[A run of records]
▬▬▬▬▬▬

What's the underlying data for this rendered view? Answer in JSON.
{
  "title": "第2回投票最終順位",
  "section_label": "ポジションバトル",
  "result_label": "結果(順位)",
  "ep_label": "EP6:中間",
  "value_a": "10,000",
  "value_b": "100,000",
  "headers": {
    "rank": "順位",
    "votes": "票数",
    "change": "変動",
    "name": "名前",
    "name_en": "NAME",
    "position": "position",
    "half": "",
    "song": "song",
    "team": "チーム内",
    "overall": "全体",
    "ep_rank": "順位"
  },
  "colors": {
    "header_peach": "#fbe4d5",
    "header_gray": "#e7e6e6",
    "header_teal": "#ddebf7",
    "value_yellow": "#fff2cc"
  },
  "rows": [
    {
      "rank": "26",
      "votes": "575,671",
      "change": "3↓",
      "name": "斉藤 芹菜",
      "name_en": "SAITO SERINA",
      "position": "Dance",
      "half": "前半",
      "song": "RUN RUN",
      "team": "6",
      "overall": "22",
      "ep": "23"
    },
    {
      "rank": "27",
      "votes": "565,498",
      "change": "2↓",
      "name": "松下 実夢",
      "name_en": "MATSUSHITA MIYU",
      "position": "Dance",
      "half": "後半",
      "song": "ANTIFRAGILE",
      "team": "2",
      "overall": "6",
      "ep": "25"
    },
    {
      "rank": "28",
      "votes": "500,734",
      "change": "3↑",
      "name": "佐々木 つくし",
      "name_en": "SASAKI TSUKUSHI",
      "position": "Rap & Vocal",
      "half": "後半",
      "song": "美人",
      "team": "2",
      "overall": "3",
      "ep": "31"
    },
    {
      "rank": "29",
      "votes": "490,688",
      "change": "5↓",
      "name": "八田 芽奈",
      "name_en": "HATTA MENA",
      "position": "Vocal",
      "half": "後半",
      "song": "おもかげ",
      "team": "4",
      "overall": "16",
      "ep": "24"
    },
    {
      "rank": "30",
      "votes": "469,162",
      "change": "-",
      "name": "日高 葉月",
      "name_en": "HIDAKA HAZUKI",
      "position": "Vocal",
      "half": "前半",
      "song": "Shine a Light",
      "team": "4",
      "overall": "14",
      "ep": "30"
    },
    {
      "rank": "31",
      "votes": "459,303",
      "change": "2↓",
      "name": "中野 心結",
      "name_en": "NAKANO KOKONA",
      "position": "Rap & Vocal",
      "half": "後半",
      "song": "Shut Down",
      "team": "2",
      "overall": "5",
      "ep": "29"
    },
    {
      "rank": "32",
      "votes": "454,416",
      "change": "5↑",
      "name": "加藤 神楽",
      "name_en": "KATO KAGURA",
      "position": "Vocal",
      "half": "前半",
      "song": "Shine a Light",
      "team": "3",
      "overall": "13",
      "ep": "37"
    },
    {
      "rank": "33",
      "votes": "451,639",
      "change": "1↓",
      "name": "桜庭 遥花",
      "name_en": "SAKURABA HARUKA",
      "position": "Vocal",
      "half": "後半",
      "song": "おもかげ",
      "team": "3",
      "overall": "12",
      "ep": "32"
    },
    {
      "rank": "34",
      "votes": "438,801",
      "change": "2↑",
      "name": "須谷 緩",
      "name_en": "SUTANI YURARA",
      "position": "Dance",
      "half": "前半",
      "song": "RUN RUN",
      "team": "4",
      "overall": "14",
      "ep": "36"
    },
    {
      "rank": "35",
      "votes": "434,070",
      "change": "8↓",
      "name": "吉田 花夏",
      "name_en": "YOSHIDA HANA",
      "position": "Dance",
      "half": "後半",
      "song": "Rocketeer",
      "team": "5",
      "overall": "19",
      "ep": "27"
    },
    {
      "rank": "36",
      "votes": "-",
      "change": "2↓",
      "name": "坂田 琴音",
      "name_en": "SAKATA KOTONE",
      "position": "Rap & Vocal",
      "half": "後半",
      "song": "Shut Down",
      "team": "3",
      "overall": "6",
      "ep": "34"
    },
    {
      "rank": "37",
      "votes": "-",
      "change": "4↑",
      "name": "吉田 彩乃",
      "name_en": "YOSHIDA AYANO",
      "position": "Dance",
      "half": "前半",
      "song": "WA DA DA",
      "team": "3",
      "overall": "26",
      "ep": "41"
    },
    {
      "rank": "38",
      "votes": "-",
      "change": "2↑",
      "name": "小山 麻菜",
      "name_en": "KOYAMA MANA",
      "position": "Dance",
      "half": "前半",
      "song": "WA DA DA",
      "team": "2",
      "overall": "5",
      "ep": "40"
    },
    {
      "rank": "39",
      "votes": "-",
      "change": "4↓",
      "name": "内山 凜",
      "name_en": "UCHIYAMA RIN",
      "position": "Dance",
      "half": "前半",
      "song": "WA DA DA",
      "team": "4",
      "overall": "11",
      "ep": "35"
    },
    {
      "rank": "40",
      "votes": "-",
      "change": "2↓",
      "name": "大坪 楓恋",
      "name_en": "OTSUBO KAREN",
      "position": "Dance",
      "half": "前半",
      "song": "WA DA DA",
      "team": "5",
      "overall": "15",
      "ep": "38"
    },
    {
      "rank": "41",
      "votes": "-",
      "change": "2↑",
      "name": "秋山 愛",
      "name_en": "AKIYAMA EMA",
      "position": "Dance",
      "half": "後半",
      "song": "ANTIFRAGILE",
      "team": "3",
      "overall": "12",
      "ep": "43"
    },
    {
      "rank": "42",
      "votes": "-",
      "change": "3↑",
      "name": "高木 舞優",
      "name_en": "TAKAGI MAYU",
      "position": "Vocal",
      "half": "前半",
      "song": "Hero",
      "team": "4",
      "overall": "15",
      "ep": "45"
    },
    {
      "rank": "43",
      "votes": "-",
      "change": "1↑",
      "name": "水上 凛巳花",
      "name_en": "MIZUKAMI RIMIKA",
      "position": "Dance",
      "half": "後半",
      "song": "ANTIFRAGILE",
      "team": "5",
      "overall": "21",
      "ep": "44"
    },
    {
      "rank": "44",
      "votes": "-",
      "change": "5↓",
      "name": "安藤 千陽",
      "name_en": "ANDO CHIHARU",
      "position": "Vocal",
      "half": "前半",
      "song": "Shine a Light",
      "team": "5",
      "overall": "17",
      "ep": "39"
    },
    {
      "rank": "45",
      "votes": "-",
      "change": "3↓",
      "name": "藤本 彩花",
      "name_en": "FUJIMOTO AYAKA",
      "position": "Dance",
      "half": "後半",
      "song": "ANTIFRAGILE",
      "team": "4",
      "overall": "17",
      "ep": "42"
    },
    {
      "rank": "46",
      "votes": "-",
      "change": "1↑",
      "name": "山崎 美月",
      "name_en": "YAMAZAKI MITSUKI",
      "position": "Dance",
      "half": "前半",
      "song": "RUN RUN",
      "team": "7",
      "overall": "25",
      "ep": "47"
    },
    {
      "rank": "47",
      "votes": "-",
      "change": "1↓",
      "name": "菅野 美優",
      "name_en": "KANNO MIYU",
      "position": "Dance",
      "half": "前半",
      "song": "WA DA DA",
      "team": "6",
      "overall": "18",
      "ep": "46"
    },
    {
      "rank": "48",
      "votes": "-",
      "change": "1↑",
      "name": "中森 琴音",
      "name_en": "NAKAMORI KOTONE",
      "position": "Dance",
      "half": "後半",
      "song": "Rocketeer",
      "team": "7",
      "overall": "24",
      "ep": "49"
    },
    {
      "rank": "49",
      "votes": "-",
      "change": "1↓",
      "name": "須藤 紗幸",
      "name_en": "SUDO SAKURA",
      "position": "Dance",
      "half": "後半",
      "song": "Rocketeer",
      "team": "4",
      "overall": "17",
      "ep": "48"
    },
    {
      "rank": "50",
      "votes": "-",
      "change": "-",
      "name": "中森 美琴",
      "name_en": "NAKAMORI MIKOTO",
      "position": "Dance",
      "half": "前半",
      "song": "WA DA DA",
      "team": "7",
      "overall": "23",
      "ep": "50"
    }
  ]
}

▬▬▬▬▬▬

* _Exercise directions_
Where a line holds the string "YOSHIDA", copy that line.

* _Task answer_
      "name_en": "YOSHIDA HANA",
      "name_en": "YOSHIDA AYANO",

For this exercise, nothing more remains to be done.